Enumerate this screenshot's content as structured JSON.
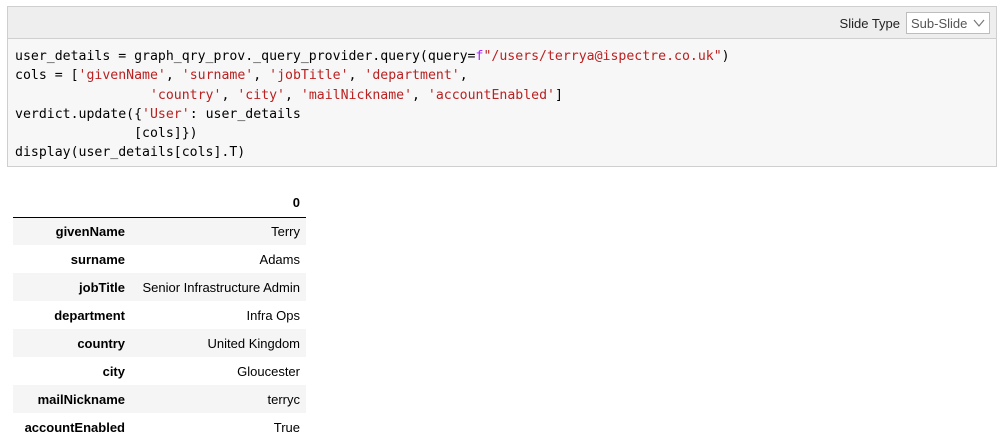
{
  "toolbar": {
    "slide_type_label": "Slide Type",
    "slide_type_value": "Sub-Slide",
    "chevron_icon": "chevron-down-icon"
  },
  "code": {
    "line1_a": "user_details = graph_qry_prov._query_provider.query(query=",
    "line1_f": "f",
    "line1_str": "\"/users/terrya@ispectre.co.uk\"",
    "line1_end": ")",
    "line2_a": "cols = [",
    "line2_s1": "'givenName'",
    "line2_c1": ", ",
    "line2_s2": "'surname'",
    "line2_c2": ", ",
    "line2_s3": "'jobTitle'",
    "line2_c3": ", ",
    "line2_s4": "'department'",
    "line2_end": ",",
    "line3_indent": "                 ",
    "line3_s1": "'country'",
    "line3_c1": ", ",
    "line3_s2": "'city'",
    "line3_c2": ", ",
    "line3_s3": "'mailNickname'",
    "line3_c3": ", ",
    "line3_s4": "'accountEnabled'",
    "line3_end": "]",
    "line4_a": "verdict.update({",
    "line4_s": "'User'",
    "line4_b": ": user_details",
    "line5": "               [cols]})",
    "line6": "display(user_details[cols].T)"
  },
  "output": {
    "column_header": "0",
    "rows": [
      {
        "field": "givenName",
        "value": "Terry"
      },
      {
        "field": "surname",
        "value": "Adams"
      },
      {
        "field": "jobTitle",
        "value": "Senior Infrastructure Admin"
      },
      {
        "field": "department",
        "value": "Infra Ops"
      },
      {
        "field": "country",
        "value": "United Kingdom"
      },
      {
        "field": "city",
        "value": "Gloucester"
      },
      {
        "field": "mailNickname",
        "value": "terryc"
      },
      {
        "field": "accountEnabled",
        "value": "True"
      }
    ]
  }
}
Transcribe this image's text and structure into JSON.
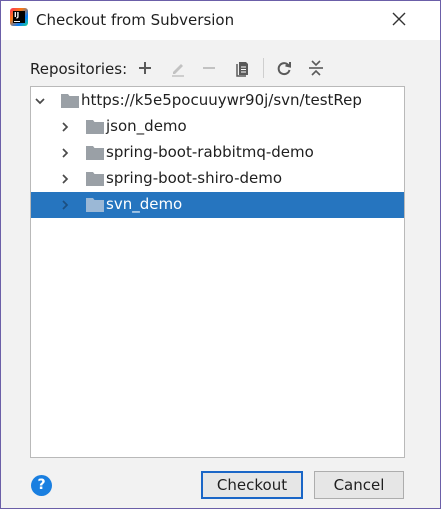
{
  "window": {
    "title": "Checkout from Subversion"
  },
  "toolbar": {
    "label": "Repositories:",
    "buttons": [
      "add-icon",
      "edit-icon",
      "remove-icon",
      "browse-icon",
      "refresh-icon",
      "collapse-icon"
    ]
  },
  "tree": {
    "root": "https://k5e5pocuuywr90j/svn/testRep",
    "children": [
      {
        "label": "json_demo",
        "selected": false
      },
      {
        "label": "spring-boot-rabbitmq-demo",
        "selected": false
      },
      {
        "label": "spring-boot-shiro-demo",
        "selected": false
      },
      {
        "label": "svn_demo",
        "selected": true
      }
    ]
  },
  "footer": {
    "help": "?",
    "checkout": "Checkout",
    "cancel": "Cancel"
  },
  "colors": {
    "selection": "#2675bf",
    "folder": "#9aa0a6",
    "primary_border": "#1a66c7",
    "help": "#1a7fe0"
  }
}
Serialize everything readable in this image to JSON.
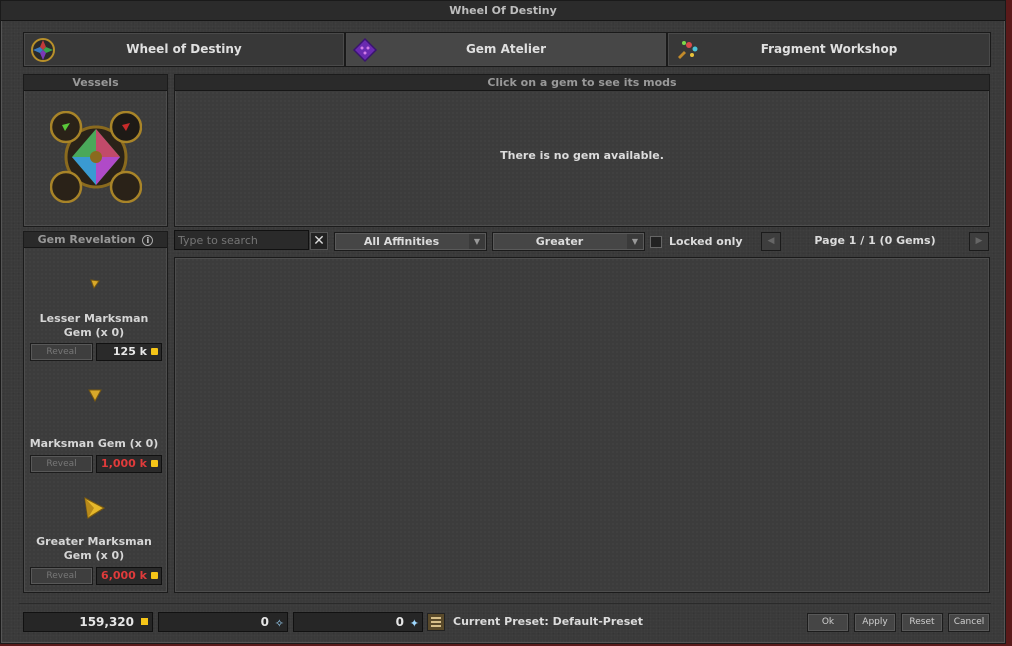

--------------------------------------------------

BRIEF -> Look through the entries above for the word "givenName". Copy every line where it shows up.

REPLY ->
    "line2_s1": "'givenName'",
        "field": "givenName",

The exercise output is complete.